*Given text*.

--------

How Effective Are Air Power &
August 5, 1998
Discussion Thread: #s 161, 162, 163
 Member of Senate Staff Takes Issue with General Wald's Claims About Effectiveness of Air Power in Urban Warfare. (Attached)
 Fighter Pilot #1 Raises Moral Questions Concerning General Wald's Claim (Attached)
The two comments referenced extend the discussion thread opened by Fighter Pilot #1 in Comment #161 by raising additional issues regarding General Wald's questionable claims for the effectiveness of airpower and precision weapons in urban conflict [see interview with Defense News in the reference to #161]. Reference 1 below is from a member of the Senate Staff who questions General Wald's claims about the performance of PGMs in Iraq and Bosnia. He cites a well-known GAO report to support his conclusions. While some disagree with this report, it's analyses and conclusions have not been effectively rebutted by the Defense Department.
I would urge readers to read this report and draw your own conclusions. The report is entitled, "Operation Desert Storm: Evaluation of the Air Campaign." The abstract follows:
"Air power clearly achieved many of the objectives of Operation Desert Storm, but fell short of fully achieving others. GAO's declassified review of available data indicate that many postwar claims by manufacturers and the Defense Department (DOD) about the performance of sophisticated weapon systems--particularly the F-117, the Tomahawk land attack missile, and laser-guided bombs-- were overstated, misleading, inconsistent with the data, or unverifiable. Airpower damage to several major targets was less than that suggested in a Defense Department (DOD) report to Congress. The lessons learned from Desert Storm are limited because of the unique conditions, the strike tactics used by the coalition, the limited Iraq response, and the limited data on weapon system effectiveness. The climate and terrain were generally conducive to air strikes, and the coalition had nearly six months to plan the operation. The strong likelihood of success allowed U.S. commanders to favor strike tactics that emphasized pilot and aircraft survivability rather than weapon system effectiveness. In addition, the Iraqis employed few, if any, electronic countermeasures and presented almost no air-to-air opposition. As a result, Desert Storm did not rigorously test aircraft and weapon systems used in the air campaign."

--------

*Given data*.

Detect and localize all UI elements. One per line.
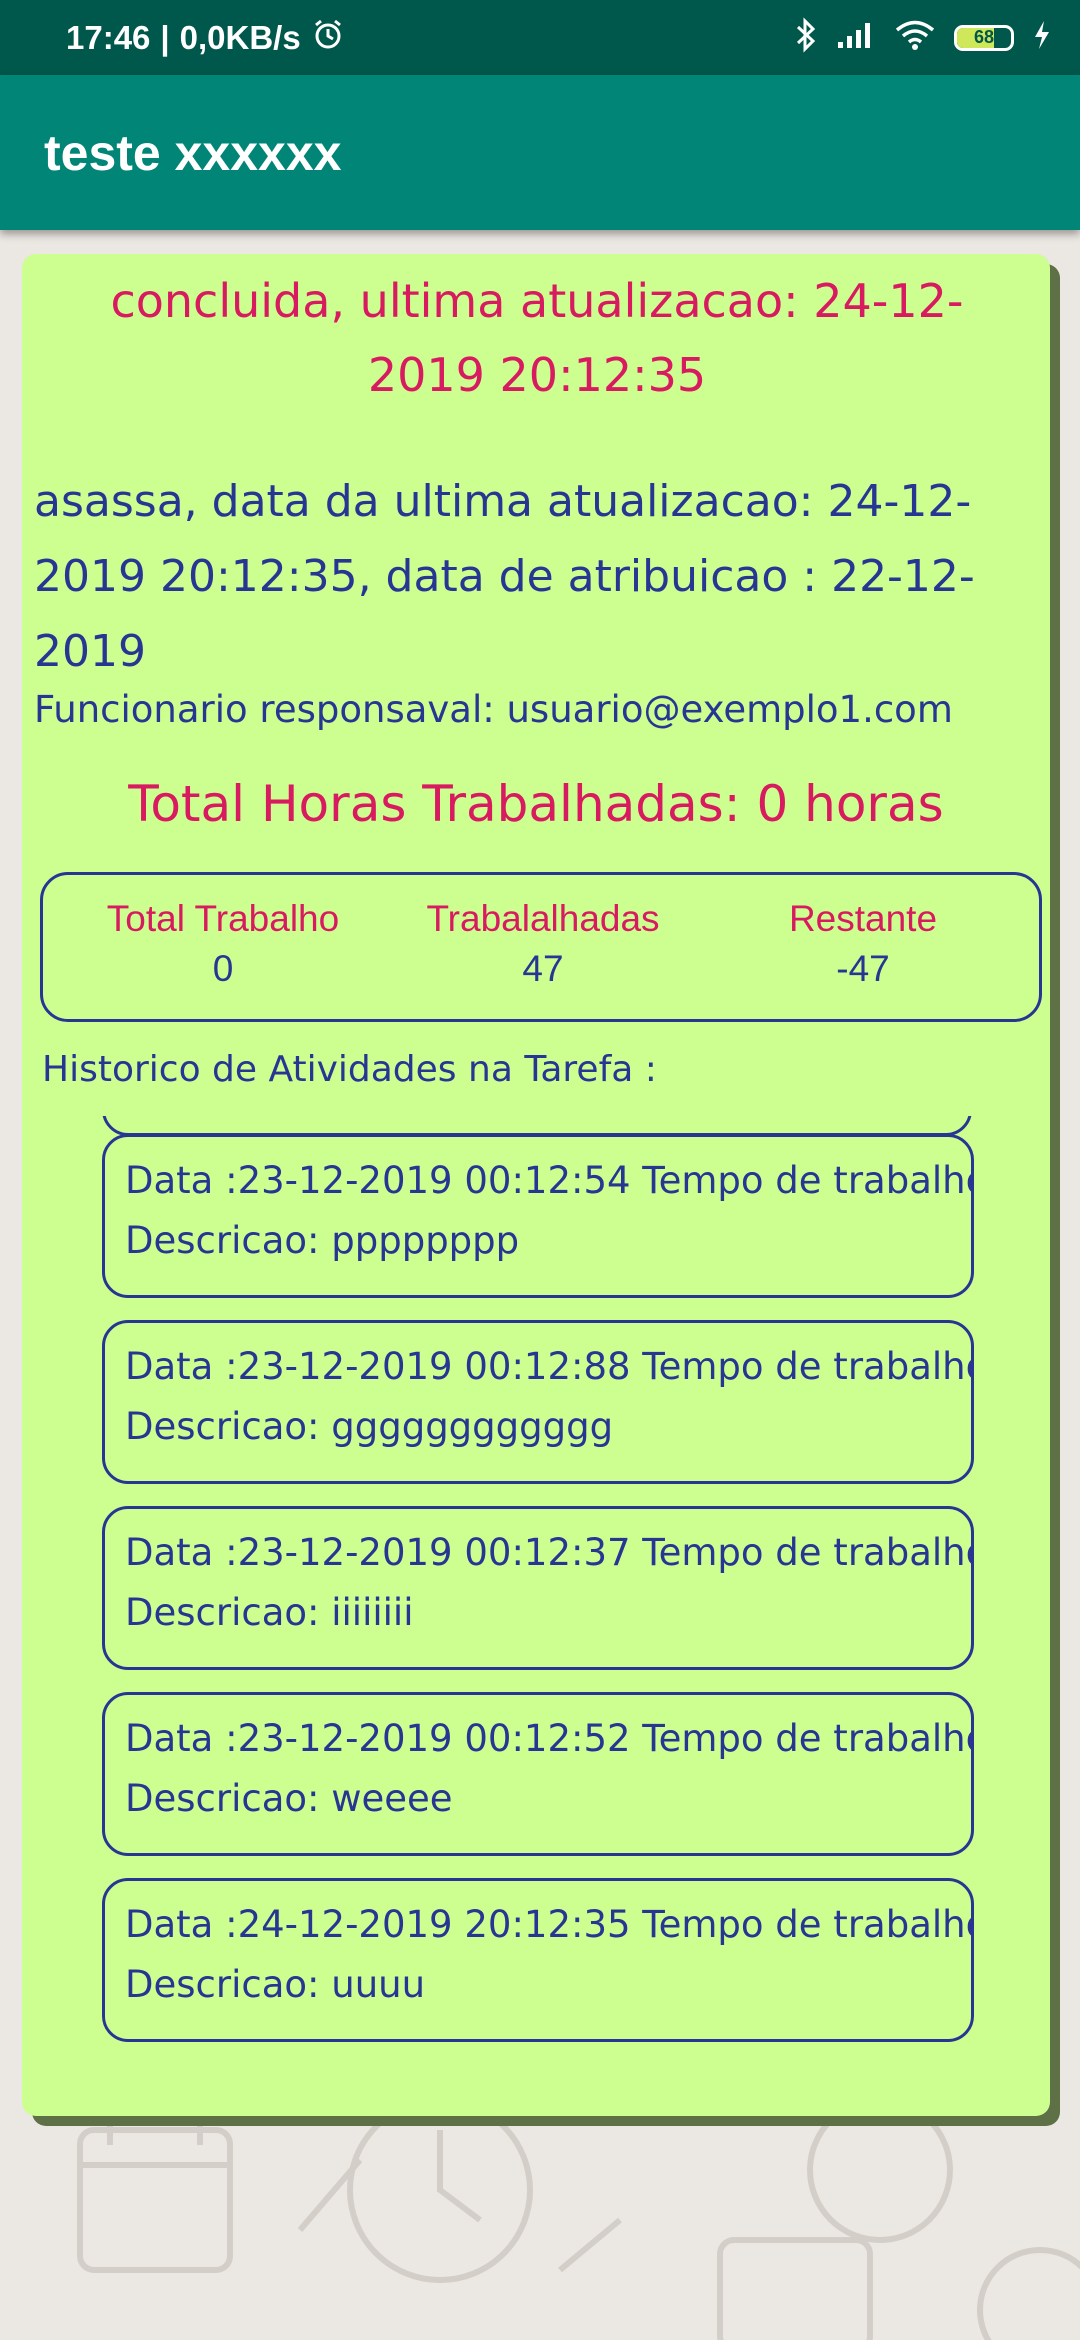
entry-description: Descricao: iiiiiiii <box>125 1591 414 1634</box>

--------

*Problems*.
a – In the air power commentary, what is the title of the GAO report that readers are urged to read?
b – Using the air power commentary, say whether each statement agrees with it, answering yes or no and quoting the deciding words: (i) The Senate staff member relies on a GAO report to back his conclusions. (ii) The coalition had about three months to plan the operation. (iii) The Iraqis put up strong air-to-air opposition.

*Responses for each task*.
a – "Operation Desert Storm: Evaluation of the Air Campaign."

b –
(i) Yes: "He cites a well-known GAO report to support his conclusions."
(ii) No: "the coalition had nearly six months to plan the operation."
(iii) No: "presented almost no air-to-air opposition."